# Set exercise:
In the records below, pick out all lines containing the word "xlabel".
###
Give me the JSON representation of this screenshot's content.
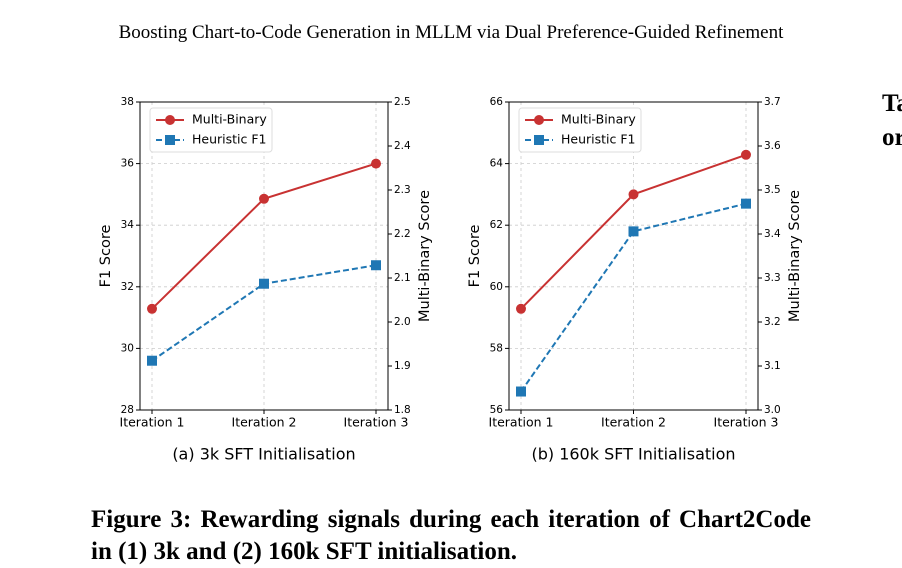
{
  "header": {
    "title": "Boosting Chart-to-Code Generation in MLLM via Dual Preference-Guided Refinement"
  },
  "chart_data": [
    {
      "type": "line",
      "title": "(a) 3k SFT Initialisation",
      "ylabel": "F1 Score",
      "y2label": "Multi-Binary Score",
      "categories": [
        "Iteration 1",
        "Iteration 2",
        "Iteration 3"
      ],
      "series": [
        {
          "name": "Multi-Binary",
          "color": "#c83232",
          "marker": "o",
          "linestyle": "solid",
          "axis": "y2",
          "values": [
            2.03,
            2.28,
            2.36
          ]
        },
        {
          "name": "Heuristic F1",
          "color": "#1f77b4",
          "marker": "s",
          "linestyle": "dashed",
          "values": [
            29.6,
            32.1,
            32.7
          ]
        }
      ],
      "ylim": [
        28,
        38
      ],
      "yticks": [
        28,
        30,
        32,
        34,
        36,
        38
      ],
      "y2lim": [
        1.8,
        2.5
      ],
      "y2ticks": [
        1.8,
        1.9,
        {
          "value": 2,
          "label": "2.0"
        },
        2.1,
        2.2,
        2.3,
        2.4,
        2.5
      ],
      "grid": true,
      "legend": "upper left"
    },
    {
      "type": "line",
      "title": "(b) 160k SFT Initialisation",
      "ylabel": "F1 Score",
      "y2label": "Multi-Binary Score",
      "categories": [
        "Iteration 1",
        "Iteration 2",
        "Iteration 3"
      ],
      "series": [
        {
          "name": "Multi-Binary",
          "color": "#c83232",
          "marker": "o",
          "linestyle": "solid",
          "axis": "y2",
          "values": [
            3.23,
            3.49,
            3.58
          ]
        },
        {
          "name": "Heuristic F1",
          "color": "#1f77b4",
          "marker": "s",
          "linestyle": "dashed",
          "values": [
            56.6,
            61.8,
            62.7
          ]
        }
      ],
      "ylim": [
        56,
        66
      ],
      "yticks": [
        56,
        58,
        60,
        62,
        64,
        66
      ],
      "y2lim": [
        3,
        3.7
      ],
      "y2ticks": [
        {
          "value": 3,
          "label": "3.0"
        },
        3.1,
        3.2,
        3.3,
        3.4,
        3.5,
        3.6,
        3.7
      ],
      "grid": true,
      "legend": "upper left"
    }
  ],
  "caption": "Figure 3: Rewarding signals during each iteration of Chart2Code in (1) 3k and (2) 160k SFT initialisation.",
  "side_fragments": [
    "Ta",
    "or"
  ]
}
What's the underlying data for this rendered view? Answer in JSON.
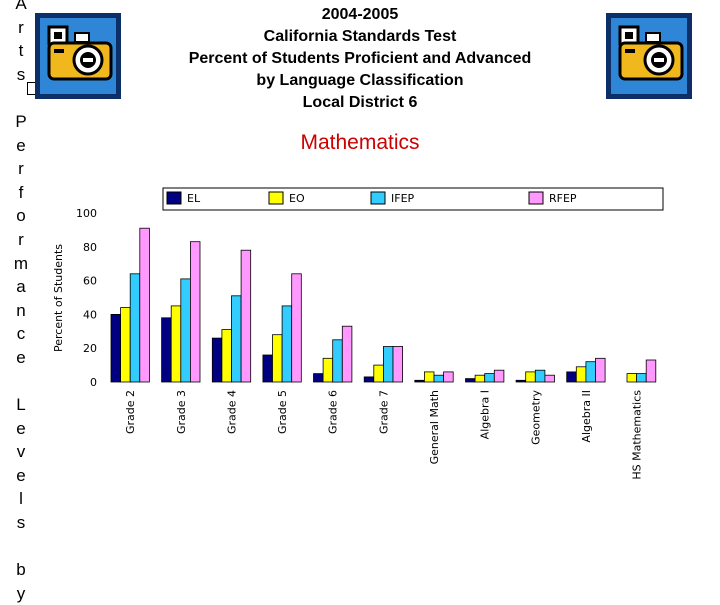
{
  "side_text": [
    "A",
    "r",
    "t",
    "s",
    "",
    "P",
    "e",
    "r",
    "f",
    "o",
    "r",
    "m",
    "a",
    "n",
    "c",
    "e",
    "",
    "L",
    "e",
    "v",
    "e",
    "l",
    "s",
    "",
    "b",
    "y"
  ],
  "title_lines": [
    "2004-2005",
    "California Standards Test",
    "Percent of Students Proficient and Advanced",
    "by Language Classification",
    "Local District 6"
  ],
  "subject": "Mathematics",
  "icons": [
    "camera-icon",
    "camera-icon"
  ],
  "chart_data": {
    "type": "bar",
    "title": "Mathematics",
    "ylabel": "Percent of Students",
    "xlabel": "",
    "ylim": [
      0,
      100
    ],
    "yticks": [
      0,
      20,
      40,
      60,
      80,
      100
    ],
    "grid": false,
    "legend_position": "top",
    "categories": [
      "Grade 2",
      "Grade 3",
      "Grade 4",
      "Grade 5",
      "Grade 6",
      "Grade 7",
      "General Math",
      "Algebra I",
      "Geometry",
      "Algebra II",
      "HS Mathematics"
    ],
    "series": [
      {
        "name": "EL",
        "color": "#000080",
        "values": [
          40,
          38,
          26,
          16,
          5,
          3,
          1,
          2,
          1,
          6,
          0
        ]
      },
      {
        "name": "EO",
        "color": "#ffff00",
        "values": [
          44,
          45,
          31,
          28,
          14,
          10,
          6,
          4,
          6,
          9,
          5
        ]
      },
      {
        "name": "IFEP",
        "color": "#33ccff",
        "values": [
          64,
          61,
          51,
          45,
          25,
          21,
          4,
          5,
          7,
          12,
          5
        ]
      },
      {
        "name": "RFEP",
        "color": "#ff99ff",
        "values": [
          91,
          83,
          78,
          64,
          33,
          21,
          6,
          7,
          4,
          14,
          13
        ]
      }
    ]
  }
}
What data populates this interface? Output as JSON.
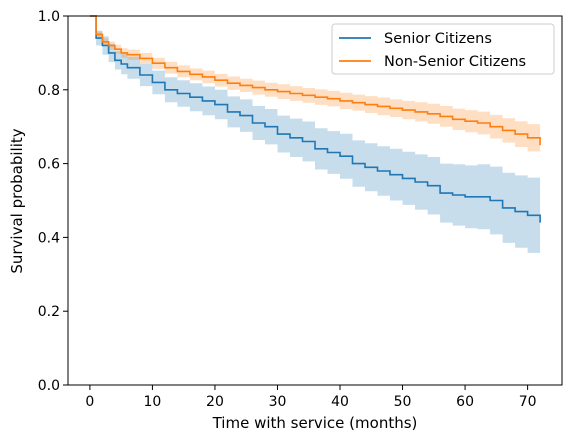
{
  "chart_data": {
    "type": "line",
    "title": "",
    "xlabel": "Time with service (months)",
    "ylabel": "Survival probability",
    "xlim": [
      -3.5,
      75.5
    ],
    "ylim": [
      0.0,
      1.0
    ],
    "xticks": [
      0,
      10,
      20,
      30,
      40,
      50,
      60,
      70
    ],
    "yticks": [
      0.0,
      0.2,
      0.4,
      0.6,
      0.8,
      1.0
    ],
    "xtick_labels": [
      "0",
      "10",
      "20",
      "30",
      "40",
      "50",
      "60",
      "70"
    ],
    "ytick_labels": [
      "0.0",
      "0.2",
      "0.4",
      "0.6",
      "0.8",
      "1.0"
    ],
    "grid": false,
    "legend_position": "top-right",
    "series": [
      {
        "name": "Senior Citizens",
        "color": "#1f77b4",
        "band_color": "#1f77b4",
        "x": [
          0,
          1,
          2,
          3,
          4,
          5,
          6,
          8,
          10,
          12,
          14,
          16,
          18,
          20,
          22,
          24,
          26,
          28,
          30,
          32,
          34,
          36,
          38,
          40,
          42,
          44,
          46,
          48,
          50,
          52,
          54,
          56,
          58,
          60,
          62,
          64,
          66,
          68,
          70,
          72
        ],
        "y": [
          1.0,
          0.94,
          0.92,
          0.9,
          0.88,
          0.87,
          0.86,
          0.84,
          0.82,
          0.8,
          0.79,
          0.78,
          0.77,
          0.76,
          0.74,
          0.73,
          0.71,
          0.7,
          0.68,
          0.67,
          0.66,
          0.64,
          0.63,
          0.62,
          0.6,
          0.59,
          0.58,
          0.57,
          0.56,
          0.55,
          0.54,
          0.52,
          0.515,
          0.51,
          0.51,
          0.5,
          0.48,
          0.47,
          0.46,
          0.44
        ],
        "lower": [
          1.0,
          0.92,
          0.895,
          0.875,
          0.855,
          0.842,
          0.83,
          0.81,
          0.788,
          0.766,
          0.754,
          0.742,
          0.731,
          0.72,
          0.698,
          0.686,
          0.664,
          0.652,
          0.63,
          0.618,
          0.606,
          0.584,
          0.572,
          0.559,
          0.537,
          0.525,
          0.513,
          0.5,
          0.488,
          0.475,
          0.462,
          0.44,
          0.432,
          0.425,
          0.422,
          0.408,
          0.385,
          0.372,
          0.358,
          0.33
        ],
        "upper": [
          1.0,
          0.96,
          0.945,
          0.925,
          0.905,
          0.898,
          0.89,
          0.87,
          0.852,
          0.834,
          0.826,
          0.818,
          0.809,
          0.8,
          0.782,
          0.774,
          0.756,
          0.748,
          0.73,
          0.722,
          0.714,
          0.696,
          0.688,
          0.681,
          0.663,
          0.655,
          0.647,
          0.64,
          0.632,
          0.625,
          0.618,
          0.6,
          0.598,
          0.595,
          0.598,
          0.592,
          0.575,
          0.568,
          0.562,
          0.55
        ]
      },
      {
        "name": "Non-Senior Citizens",
        "color": "#ff7f0e",
        "band_color": "#ff7f0e",
        "x": [
          0,
          1,
          2,
          3,
          4,
          5,
          6,
          8,
          10,
          12,
          14,
          16,
          18,
          20,
          22,
          24,
          26,
          28,
          30,
          32,
          34,
          36,
          38,
          40,
          42,
          44,
          46,
          48,
          50,
          52,
          54,
          56,
          58,
          60,
          62,
          64,
          66,
          68,
          70,
          72
        ],
        "y": [
          1.0,
          0.95,
          0.93,
          0.92,
          0.91,
          0.9,
          0.895,
          0.885,
          0.872,
          0.86,
          0.85,
          0.842,
          0.835,
          0.826,
          0.818,
          0.812,
          0.806,
          0.8,
          0.795,
          0.79,
          0.785,
          0.78,
          0.776,
          0.77,
          0.765,
          0.76,
          0.755,
          0.75,
          0.745,
          0.74,
          0.735,
          0.728,
          0.72,
          0.715,
          0.71,
          0.7,
          0.69,
          0.68,
          0.67,
          0.65
        ],
        "lower": [
          1.0,
          0.942,
          0.92,
          0.909,
          0.898,
          0.887,
          0.881,
          0.87,
          0.857,
          0.844,
          0.834,
          0.826,
          0.818,
          0.809,
          0.8,
          0.794,
          0.787,
          0.781,
          0.775,
          0.77,
          0.765,
          0.759,
          0.755,
          0.748,
          0.743,
          0.737,
          0.731,
          0.726,
          0.72,
          0.714,
          0.708,
          0.7,
          0.691,
          0.685,
          0.679,
          0.668,
          0.657,
          0.645,
          0.633,
          0.61
        ],
        "upper": [
          1.0,
          0.958,
          0.94,
          0.931,
          0.922,
          0.913,
          0.909,
          0.9,
          0.887,
          0.876,
          0.866,
          0.858,
          0.852,
          0.843,
          0.836,
          0.83,
          0.825,
          0.819,
          0.815,
          0.81,
          0.805,
          0.801,
          0.797,
          0.792,
          0.787,
          0.783,
          0.779,
          0.774,
          0.77,
          0.766,
          0.762,
          0.756,
          0.749,
          0.745,
          0.741,
          0.732,
          0.723,
          0.715,
          0.707,
          0.69
        ]
      }
    ]
  }
}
###
# Solution:
    "xlabel": "",
    "xlabel": "Time with service (months)",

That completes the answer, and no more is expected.